--- Given request ---
Give the data below again, word for word.

--- Information provided ---
+ + + +
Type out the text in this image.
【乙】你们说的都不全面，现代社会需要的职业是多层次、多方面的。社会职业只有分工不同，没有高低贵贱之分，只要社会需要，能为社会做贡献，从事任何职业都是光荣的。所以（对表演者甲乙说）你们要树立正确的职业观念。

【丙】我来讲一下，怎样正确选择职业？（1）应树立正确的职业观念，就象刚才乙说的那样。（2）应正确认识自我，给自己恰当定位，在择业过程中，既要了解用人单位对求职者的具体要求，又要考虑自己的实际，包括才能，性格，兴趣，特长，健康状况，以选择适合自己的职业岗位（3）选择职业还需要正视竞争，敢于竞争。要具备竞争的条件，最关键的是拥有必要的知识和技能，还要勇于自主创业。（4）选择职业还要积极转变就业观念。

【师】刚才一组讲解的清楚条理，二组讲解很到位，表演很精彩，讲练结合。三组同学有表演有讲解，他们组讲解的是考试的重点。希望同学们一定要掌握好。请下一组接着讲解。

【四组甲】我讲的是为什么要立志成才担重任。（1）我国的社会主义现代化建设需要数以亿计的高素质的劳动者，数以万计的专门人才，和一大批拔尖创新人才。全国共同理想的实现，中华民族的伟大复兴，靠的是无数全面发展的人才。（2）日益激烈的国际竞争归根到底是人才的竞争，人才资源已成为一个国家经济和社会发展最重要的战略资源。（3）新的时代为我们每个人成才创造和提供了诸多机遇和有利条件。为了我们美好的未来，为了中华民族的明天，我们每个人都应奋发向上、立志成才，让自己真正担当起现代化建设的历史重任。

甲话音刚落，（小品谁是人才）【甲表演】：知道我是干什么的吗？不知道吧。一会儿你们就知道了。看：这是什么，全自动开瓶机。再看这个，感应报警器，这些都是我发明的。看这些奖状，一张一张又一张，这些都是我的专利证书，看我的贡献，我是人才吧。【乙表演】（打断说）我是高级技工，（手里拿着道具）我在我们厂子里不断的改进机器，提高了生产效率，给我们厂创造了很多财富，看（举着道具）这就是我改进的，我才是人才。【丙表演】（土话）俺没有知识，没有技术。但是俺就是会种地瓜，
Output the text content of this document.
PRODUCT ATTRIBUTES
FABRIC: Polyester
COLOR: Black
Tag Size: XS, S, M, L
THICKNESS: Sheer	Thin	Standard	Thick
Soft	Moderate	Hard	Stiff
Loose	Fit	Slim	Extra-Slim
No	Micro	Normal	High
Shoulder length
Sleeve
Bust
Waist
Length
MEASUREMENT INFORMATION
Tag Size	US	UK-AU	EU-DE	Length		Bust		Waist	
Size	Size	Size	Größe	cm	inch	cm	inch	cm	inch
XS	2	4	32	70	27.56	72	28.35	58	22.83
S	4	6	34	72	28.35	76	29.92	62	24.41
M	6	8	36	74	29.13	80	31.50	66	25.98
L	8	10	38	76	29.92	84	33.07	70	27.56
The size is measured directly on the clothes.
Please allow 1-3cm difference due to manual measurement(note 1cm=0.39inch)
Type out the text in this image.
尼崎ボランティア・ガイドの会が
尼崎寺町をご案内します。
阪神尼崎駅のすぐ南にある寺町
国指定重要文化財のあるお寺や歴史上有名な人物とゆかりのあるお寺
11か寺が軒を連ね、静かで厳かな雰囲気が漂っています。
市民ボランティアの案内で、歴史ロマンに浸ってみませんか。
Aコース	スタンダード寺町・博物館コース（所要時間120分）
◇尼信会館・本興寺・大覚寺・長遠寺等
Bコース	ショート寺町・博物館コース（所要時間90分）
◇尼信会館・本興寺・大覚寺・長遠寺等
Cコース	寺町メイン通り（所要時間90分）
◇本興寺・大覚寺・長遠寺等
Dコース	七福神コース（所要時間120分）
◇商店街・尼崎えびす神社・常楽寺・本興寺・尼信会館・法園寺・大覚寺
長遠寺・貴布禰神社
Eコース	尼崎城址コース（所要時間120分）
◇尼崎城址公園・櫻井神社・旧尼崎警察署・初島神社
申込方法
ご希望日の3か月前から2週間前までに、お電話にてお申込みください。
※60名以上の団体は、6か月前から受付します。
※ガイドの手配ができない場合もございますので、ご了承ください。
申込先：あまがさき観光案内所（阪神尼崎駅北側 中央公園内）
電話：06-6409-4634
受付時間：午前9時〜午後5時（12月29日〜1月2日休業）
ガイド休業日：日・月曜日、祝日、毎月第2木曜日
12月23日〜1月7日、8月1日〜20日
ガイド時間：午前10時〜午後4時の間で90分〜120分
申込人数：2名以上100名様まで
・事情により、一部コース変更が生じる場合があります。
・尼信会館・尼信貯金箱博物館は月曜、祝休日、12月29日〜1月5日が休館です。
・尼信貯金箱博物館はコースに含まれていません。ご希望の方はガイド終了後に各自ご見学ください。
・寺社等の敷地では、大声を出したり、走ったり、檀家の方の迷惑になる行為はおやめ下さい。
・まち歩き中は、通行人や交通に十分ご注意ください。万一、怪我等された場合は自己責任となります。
+ + + +
--- The completed task ---
Type out the text in this image.
【乙】你们说的都不全面，现代社会需要的职业是多层次、多方面的。社会职业只有分工不同，没有高低贵贱之分，只要社会需要，能为社会做贡献，从事任何职业都是光荣的。所以（对表演者甲乙说）你们要树立正确的职业观念。

【丙】我来讲一下，怎样正确选择职业？（1）应树立正确的职业观念，就象刚才乙说的那样。（2）应正确认识自我，给自己恰当定位，在择业过程中，既要了解用人单位对求职者的具体要求，又要考虑自己的实际，包括才能，性格，兴趣，特长，健康状况，以选择适合自己的职业岗位（3）选择职业还需要正视竞争，敢于竞争。要具备竞争的条件，最关键的是拥有必要的知识和技能，还要勇于自主创业。（4）选择职业还要积极转变就业观念。

【师】刚才一组讲解的清楚条理，二组讲解很到位，表演很精彩，讲练结合。三组同学有表演有讲解，他们组讲解的是考试的重点。希望同学们一定要掌握好。请下一组接着讲解。

【四组甲】我讲的是为什么要立志成才担重任。（1）我国的社会主义现代化建设需要数以亿计的高素质的劳动者，数以万计的专门人才，和一大批拔尖创新人才。全国共同理想的实现，中华民族的伟大复兴，靠的是无数全面发展的人才。（2）日益激烈的国际竞争归根到底是人才的竞争，人才资源已成为一个国家经济和社会发展最重要的战略资源。（3）新的时代为我们每个人成才创造和提供了诸多机遇和有利条件。为了我们美好的未来，为了中华民族的明天，我们每个人都应奋发向上、立志成才，让自己真正担当起现代化建设的历史重任。

甲话音刚落，（小品谁是人才）【甲表演】：知道我是干什么的吗？不知道吧。一会儿你们就知道了。看：这是什么，全自动开瓶机。再看这个，感应报警器，这些都是我发明的。看这些奖状，一张一张又一张，这些都是我的专利证书，看我的贡献，我是人才吧。【乙表演】（打断说）我是高级技工，（手里拿着道具）我在我们厂子里不断的改进机器，提高了生产效率，给我们厂创造了很多财富，看（举着道具）这就是我改进的，我才是人才。【丙表演】（土话）俺没有知识，没有技术。但是俺就是会种地瓜，
Output the text content of this document.
PRODUCT ATTRIBUTES
FABRIC: Polyester
COLOR: Black
Tag Size: XS, S, M, L
THICKNESS: Sheer	Thin	Standard	Thick
Soft	Moderate	Hard	Stiff
Loose	Fit	Slim	Extra-Slim
No	Micro	Normal	High
Shoulder length
Sleeve
Bust
Waist
Length
MEASUREMENT INFORMATION
Tag Size	US	UK-AU	EU-DE	Length		Bust		Waist	
Size	Size	Size	Größe	cm	inch	cm	inch	cm	inch
XS	2	4	32	70	27.56	72	28.35	58	22.83
S	4	6	34	72	28.35	76	29.92	62	24.41
M	6	8	36	74	29.13	80	31.50	66	25.98
L	8	10	38	76	29.92	84	33.07	70	27.56
The size is measured directly on the clothes.
Please allow 1-3cm difference due to manual measurement(note 1cm=0.39inch)
Type out the text in this image.
尼崎ボランティア・ガイドの会が
尼崎寺町をご案内します。
阪神尼崎駅のすぐ南にある寺町
国指定重要文化財のあるお寺や歴史上有名な人物とゆかりのあるお寺
11か寺が軒を連ね、静かで厳かな雰囲気が漂っています。
市民ボランティアの案内で、歴史ロマンに浸ってみませんか。
Aコース	スタンダード寺町・博物館コース（所要時間120分）
◇尼信会館・本興寺・大覚寺・長遠寺等
Bコース	ショート寺町・博物館コース（所要時間90分）
◇尼信会館・本興寺・大覚寺・長遠寺等
Cコース	寺町メイン通り（所要時間90分）
◇本興寺・大覚寺・長遠寺等
Dコース	七福神コース（所要時間120分）
◇商店街・尼崎えびす神社・常楽寺・本興寺・尼信会館・法園寺・大覚寺
長遠寺・貴布禰神社
Eコース	尼崎城址コース（所要時間120分）
◇尼崎城址公園・櫻井神社・旧尼崎警察署・初島神社
申込方法
ご希望日の3か月前から2週間前までに、お電話にてお申込みください。
※60名以上の団体は、6か月前から受付します。
※ガイドの手配ができない場合もございますので、ご了承ください。
申込先：あまがさき観光案内所（阪神尼崎駅北側 中央公園内）
電話：06-6409-4634
受付時間：午前9時〜午後5時（12月29日〜1月2日休業）
ガイド休業日：日・月曜日、祝日、毎月第2木曜日
12月23日〜1月7日、8月1日〜20日
ガイド時間：午前10時〜午後4時の間で90分〜120分
申込人数：2名以上100名様まで
・事情により、一部コース変更が生じる場合があります。
・尼信会館・尼信貯金箱博物館は月曜、祝休日、12月29日〜1月5日が休館です。
・尼信貯金箱博物館はコースに含まれていません。ご希望の方はガイド終了後に各自ご見学ください。
・寺社等の敷地では、大声を出したり、走ったり、檀家の方の迷惑になる行為はおやめ下さい。
・まち歩き中は、通行人や交通に十分ご注意ください。万一、怪我等された場合は自己責任となります。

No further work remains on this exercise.